◆ WHAT NEEDS TO BE DONE: Check each line of the material below for "plain". Report how many have it, with no other words.

%%

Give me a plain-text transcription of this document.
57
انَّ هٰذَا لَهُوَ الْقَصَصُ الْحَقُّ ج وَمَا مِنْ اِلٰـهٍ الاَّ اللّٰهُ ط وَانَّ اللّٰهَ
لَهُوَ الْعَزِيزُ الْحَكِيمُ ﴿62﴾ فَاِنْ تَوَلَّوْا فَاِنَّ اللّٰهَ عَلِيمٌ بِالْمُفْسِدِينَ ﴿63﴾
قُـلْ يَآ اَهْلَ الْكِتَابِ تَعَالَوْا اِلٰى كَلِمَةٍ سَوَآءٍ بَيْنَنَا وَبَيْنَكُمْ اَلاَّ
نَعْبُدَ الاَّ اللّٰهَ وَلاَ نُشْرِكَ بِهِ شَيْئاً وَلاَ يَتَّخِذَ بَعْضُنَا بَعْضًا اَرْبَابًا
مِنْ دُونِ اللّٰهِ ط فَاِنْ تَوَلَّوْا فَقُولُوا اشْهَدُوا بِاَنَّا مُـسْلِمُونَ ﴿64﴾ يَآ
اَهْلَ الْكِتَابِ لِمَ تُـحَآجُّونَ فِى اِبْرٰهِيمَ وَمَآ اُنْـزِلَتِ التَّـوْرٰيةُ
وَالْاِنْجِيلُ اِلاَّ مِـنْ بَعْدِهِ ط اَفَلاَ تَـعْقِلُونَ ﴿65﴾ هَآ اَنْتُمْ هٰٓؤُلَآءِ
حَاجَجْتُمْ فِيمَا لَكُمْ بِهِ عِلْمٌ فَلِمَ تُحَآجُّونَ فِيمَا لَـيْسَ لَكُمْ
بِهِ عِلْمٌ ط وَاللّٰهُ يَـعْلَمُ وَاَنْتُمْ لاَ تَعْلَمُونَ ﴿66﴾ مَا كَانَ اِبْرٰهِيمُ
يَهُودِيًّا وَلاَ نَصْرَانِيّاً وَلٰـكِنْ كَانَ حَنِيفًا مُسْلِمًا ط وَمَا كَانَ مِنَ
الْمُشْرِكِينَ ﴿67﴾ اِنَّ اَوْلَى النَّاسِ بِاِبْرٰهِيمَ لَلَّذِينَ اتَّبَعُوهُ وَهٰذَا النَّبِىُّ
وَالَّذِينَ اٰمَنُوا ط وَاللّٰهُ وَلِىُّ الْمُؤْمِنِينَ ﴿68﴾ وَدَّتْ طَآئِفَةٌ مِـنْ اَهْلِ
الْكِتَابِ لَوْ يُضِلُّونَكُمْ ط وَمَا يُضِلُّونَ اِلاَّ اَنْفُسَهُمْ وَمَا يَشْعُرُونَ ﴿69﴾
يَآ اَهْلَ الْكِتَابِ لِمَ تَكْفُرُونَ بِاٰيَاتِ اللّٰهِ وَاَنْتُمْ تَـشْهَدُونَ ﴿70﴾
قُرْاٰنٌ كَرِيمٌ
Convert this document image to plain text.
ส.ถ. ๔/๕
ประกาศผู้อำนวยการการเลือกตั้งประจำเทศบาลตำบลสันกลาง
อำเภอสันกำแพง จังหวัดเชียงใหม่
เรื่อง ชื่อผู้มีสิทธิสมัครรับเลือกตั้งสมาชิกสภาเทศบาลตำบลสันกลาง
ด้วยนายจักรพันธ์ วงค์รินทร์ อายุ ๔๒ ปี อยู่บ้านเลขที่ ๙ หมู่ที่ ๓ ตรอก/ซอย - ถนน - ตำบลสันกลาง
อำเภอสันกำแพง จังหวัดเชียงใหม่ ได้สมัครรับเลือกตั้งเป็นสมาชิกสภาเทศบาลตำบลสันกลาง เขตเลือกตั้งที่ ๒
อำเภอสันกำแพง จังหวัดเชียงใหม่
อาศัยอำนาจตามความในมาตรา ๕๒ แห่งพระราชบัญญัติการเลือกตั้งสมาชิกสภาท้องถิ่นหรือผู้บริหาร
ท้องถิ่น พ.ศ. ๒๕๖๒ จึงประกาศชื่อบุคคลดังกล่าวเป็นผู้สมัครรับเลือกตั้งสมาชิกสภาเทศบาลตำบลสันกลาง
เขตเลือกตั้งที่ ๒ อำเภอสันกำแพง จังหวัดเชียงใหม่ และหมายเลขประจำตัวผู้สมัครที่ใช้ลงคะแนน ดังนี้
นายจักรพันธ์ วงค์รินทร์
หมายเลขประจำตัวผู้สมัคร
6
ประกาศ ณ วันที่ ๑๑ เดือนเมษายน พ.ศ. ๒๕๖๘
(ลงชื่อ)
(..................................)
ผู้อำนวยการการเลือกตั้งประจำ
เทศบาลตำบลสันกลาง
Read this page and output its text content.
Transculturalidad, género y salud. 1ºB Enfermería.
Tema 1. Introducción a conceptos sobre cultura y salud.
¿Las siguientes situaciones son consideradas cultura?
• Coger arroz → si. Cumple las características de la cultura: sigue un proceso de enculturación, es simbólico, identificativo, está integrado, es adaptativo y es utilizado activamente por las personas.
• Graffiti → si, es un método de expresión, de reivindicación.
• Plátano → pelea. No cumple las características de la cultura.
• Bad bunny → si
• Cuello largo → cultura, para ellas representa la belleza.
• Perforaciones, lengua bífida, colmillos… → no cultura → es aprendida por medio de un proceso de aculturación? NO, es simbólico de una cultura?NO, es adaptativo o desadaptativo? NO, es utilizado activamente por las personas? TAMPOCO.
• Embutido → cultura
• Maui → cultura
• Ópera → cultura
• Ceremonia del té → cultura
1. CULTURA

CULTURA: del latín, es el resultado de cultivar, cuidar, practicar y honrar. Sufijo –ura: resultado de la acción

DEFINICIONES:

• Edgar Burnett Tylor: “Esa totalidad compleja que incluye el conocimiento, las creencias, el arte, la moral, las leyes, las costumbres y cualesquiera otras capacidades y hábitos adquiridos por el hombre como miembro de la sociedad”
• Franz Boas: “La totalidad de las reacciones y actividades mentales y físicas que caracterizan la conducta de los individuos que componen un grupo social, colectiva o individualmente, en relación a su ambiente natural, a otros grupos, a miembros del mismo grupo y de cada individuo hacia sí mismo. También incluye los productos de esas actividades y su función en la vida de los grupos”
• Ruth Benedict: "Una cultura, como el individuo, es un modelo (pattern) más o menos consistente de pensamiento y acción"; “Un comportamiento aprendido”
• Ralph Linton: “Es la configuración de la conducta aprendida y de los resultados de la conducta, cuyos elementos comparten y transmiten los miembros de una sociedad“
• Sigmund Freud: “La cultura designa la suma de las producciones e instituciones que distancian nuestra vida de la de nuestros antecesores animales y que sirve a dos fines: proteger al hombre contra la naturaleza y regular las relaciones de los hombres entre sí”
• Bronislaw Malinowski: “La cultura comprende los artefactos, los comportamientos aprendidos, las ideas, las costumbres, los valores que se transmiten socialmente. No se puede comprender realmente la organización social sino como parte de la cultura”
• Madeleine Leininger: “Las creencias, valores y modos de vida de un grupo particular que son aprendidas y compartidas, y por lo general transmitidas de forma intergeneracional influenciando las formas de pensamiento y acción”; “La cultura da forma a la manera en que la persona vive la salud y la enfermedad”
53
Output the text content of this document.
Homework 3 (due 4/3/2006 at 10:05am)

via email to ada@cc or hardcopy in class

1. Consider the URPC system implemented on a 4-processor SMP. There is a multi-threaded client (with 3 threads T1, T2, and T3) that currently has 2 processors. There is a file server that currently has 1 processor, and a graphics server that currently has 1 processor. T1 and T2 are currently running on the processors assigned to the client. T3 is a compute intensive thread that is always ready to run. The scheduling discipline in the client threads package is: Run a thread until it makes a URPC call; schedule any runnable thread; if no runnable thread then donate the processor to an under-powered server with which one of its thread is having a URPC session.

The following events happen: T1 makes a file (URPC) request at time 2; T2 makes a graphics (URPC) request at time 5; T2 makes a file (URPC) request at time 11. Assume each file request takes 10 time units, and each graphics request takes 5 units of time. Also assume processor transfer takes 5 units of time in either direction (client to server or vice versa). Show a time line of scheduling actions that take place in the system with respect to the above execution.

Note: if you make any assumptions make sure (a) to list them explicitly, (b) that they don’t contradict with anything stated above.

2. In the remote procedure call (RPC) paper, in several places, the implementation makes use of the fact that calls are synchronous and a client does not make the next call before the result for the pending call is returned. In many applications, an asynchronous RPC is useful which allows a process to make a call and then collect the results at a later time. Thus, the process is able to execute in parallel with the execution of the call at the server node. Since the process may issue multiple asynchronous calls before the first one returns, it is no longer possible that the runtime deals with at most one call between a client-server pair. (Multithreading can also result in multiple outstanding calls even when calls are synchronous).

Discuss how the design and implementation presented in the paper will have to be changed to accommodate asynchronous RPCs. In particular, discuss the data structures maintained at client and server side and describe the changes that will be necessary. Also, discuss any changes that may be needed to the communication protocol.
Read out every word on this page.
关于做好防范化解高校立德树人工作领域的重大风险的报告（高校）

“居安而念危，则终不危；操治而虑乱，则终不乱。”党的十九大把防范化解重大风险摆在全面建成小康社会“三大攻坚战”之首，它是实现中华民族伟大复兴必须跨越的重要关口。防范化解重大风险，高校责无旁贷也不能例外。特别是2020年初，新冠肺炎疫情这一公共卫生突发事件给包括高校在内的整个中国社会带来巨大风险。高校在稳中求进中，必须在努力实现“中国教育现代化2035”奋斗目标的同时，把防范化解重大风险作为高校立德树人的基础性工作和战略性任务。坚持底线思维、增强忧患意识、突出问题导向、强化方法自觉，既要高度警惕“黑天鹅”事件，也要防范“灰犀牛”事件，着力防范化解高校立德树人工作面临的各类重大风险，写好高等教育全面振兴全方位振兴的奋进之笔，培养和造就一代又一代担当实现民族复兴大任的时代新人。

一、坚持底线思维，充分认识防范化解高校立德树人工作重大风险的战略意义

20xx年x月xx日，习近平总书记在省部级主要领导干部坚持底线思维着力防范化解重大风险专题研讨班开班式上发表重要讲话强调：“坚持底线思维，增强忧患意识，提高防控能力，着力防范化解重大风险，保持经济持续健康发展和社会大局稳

%%

◆ RESULT: 2